Extracted data entries:
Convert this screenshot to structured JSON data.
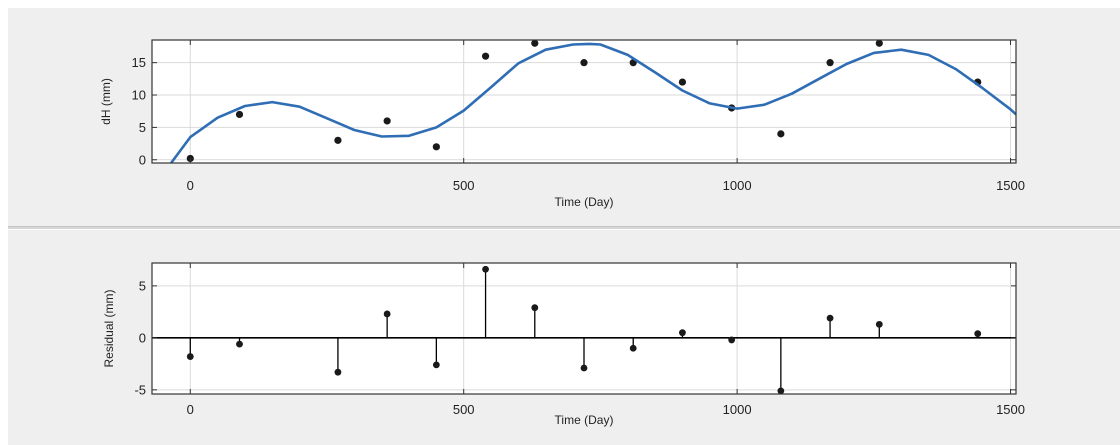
{
  "colors": {
    "panel_background": "#efefef",
    "plot_background": "#ffffff",
    "grid": "#d9d9d9",
    "fit_line": "#2f6db5",
    "points": "#1a1a1a",
    "stems": "#000000"
  },
  "chart_data": [
    {
      "type": "scatter",
      "title": "",
      "xlabel": "Time (Day)",
      "ylabel": "dH (mm)",
      "xlim": [
        -70,
        1510
      ],
      "ylim": [
        -0.5,
        18.5
      ],
      "xticks": [
        0,
        500,
        1000,
        1500
      ],
      "yticks": [
        0,
        5,
        10,
        15
      ],
      "grid": true,
      "legend": "none",
      "series": [
        {
          "kind": "points",
          "x": [
            0,
            90,
            270,
            360,
            450,
            540,
            630,
            720,
            810,
            900,
            990,
            1080,
            1170,
            1260,
            1440
          ],
          "y": [
            0.2,
            7,
            3,
            6,
            2,
            16,
            18,
            15,
            15,
            12,
            8,
            4,
            15,
            18,
            12
          ]
        },
        {
          "kind": "fitted-curve",
          "x": [
            -35,
            0,
            50,
            100,
            150,
            200,
            250,
            300,
            350,
            400,
            450,
            500,
            550,
            600,
            650,
            700,
            730,
            750,
            800,
            850,
            900,
            950,
            1000,
            1050,
            1100,
            1150,
            1200,
            1250,
            1300,
            1350,
            1400,
            1450,
            1500,
            1510
          ],
          "y": [
            -0.5,
            3.5,
            6.5,
            8.3,
            8.9,
            8.2,
            6.4,
            4.6,
            3.6,
            3.7,
            5.0,
            7.6,
            11.2,
            14.9,
            17.0,
            17.8,
            17.9,
            17.8,
            16.2,
            13.5,
            10.7,
            8.7,
            7.9,
            8.5,
            10.2,
            12.5,
            14.8,
            16.5,
            17.0,
            16.2,
            14.0,
            11.0,
            7.8,
            7.0
          ]
        }
      ]
    },
    {
      "type": "scatter",
      "title": "",
      "xlabel": "Time (Day)",
      "ylabel": "Residual (mm)",
      "xlim": [
        -70,
        1510
      ],
      "ylim": [
        -5.4,
        7.2
      ],
      "xticks": [
        0,
        500,
        1000,
        1500
      ],
      "yticks": [
        -5,
        0,
        5
      ],
      "grid": true,
      "legend": "none",
      "series": [
        {
          "kind": "stems",
          "x": [
            0,
            90,
            270,
            360,
            450,
            540,
            630,
            720,
            810,
            900,
            990,
            1080,
            1170,
            1260,
            1440
          ],
          "y": [
            -1.8,
            -0.6,
            -3.3,
            2.3,
            -2.6,
            6.6,
            2.9,
            -2.9,
            -1.0,
            0.5,
            -0.2,
            -5.1,
            1.9,
            1.3,
            0.4
          ]
        }
      ]
    }
  ]
}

[WHAT THE TASK ASKS]
Reproduce the full listing faithfully, but do not carry over any pictures.

[REPLY TO THE EXERCISE]
Convert this screenshot to structured JSON data.
{
  "colors": {
    "panel_background": "#efefef",
    "plot_background": "#ffffff",
    "grid": "#d9d9d9",
    "fit_line": "#2f6db5",
    "points": "#1a1a1a",
    "stems": "#000000"
  },
  "chart_data": [
    {
      "type": "scatter",
      "title": "",
      "xlabel": "Time (Day)",
      "ylabel": "dH (mm)",
      "xlim": [
        -70,
        1510
      ],
      "ylim": [
        -0.5,
        18.5
      ],
      "xticks": [
        0,
        500,
        1000,
        1500
      ],
      "yticks": [
        0,
        5,
        10,
        15
      ],
      "grid": true,
      "legend": "none",
      "series": [
        {
          "kind": "points",
          "x": [
            0,
            90,
            270,
            360,
            450,
            540,
            630,
            720,
            810,
            900,
            990,
            1080,
            1170,
            1260,
            1440
          ],
          "y": [
            0.2,
            7,
            3,
            6,
            2,
            16,
            18,
            15,
            15,
            12,
            8,
            4,
            15,
            18,
            12
          ]
        },
        {
          "kind": "fitted-curve",
          "x": [
            -35,
            0,
            50,
            100,
            150,
            200,
            250,
            300,
            350,
            400,
            450,
            500,
            550,
            600,
            650,
            700,
            730,
            750,
            800,
            850,
            900,
            950,
            1000,
            1050,
            1100,
            1150,
            1200,
            1250,
            1300,
            1350,
            1400,
            1450,
            1500,
            1510
          ],
          "y": [
            -0.5,
            3.5,
            6.5,
            8.3,
            8.9,
            8.2,
            6.4,
            4.6,
            3.6,
            3.7,
            5.0,
            7.6,
            11.2,
            14.9,
            17.0,
            17.8,
            17.9,
            17.8,
            16.2,
            13.5,
            10.7,
            8.7,
            7.9,
            8.5,
            10.2,
            12.5,
            14.8,
            16.5,
            17.0,
            16.2,
            14.0,
            11.0,
            7.8,
            7.0
          ]
        }
      ]
    },
    {
      "type": "scatter",
      "title": "",
      "xlabel": "Time (Day)",
      "ylabel": "Residual (mm)",
      "xlim": [
        -70,
        1510
      ],
      "ylim": [
        -5.4,
        7.2
      ],
      "xticks": [
        0,
        500,
        1000,
        1500
      ],
      "yticks": [
        -5,
        0,
        5
      ],
      "grid": true,
      "legend": "none",
      "series": [
        {
          "kind": "stems",
          "x": [
            0,
            90,
            270,
            360,
            450,
            540,
            630,
            720,
            810,
            900,
            990,
            1080,
            1170,
            1260,
            1440
          ],
          "y": [
            -1.8,
            -0.6,
            -3.3,
            2.3,
            -2.6,
            6.6,
            2.9,
            -2.9,
            -1.0,
            0.5,
            -0.2,
            -5.1,
            1.9,
            1.3,
            0.4
          ]
        }
      ]
    }
  ]
}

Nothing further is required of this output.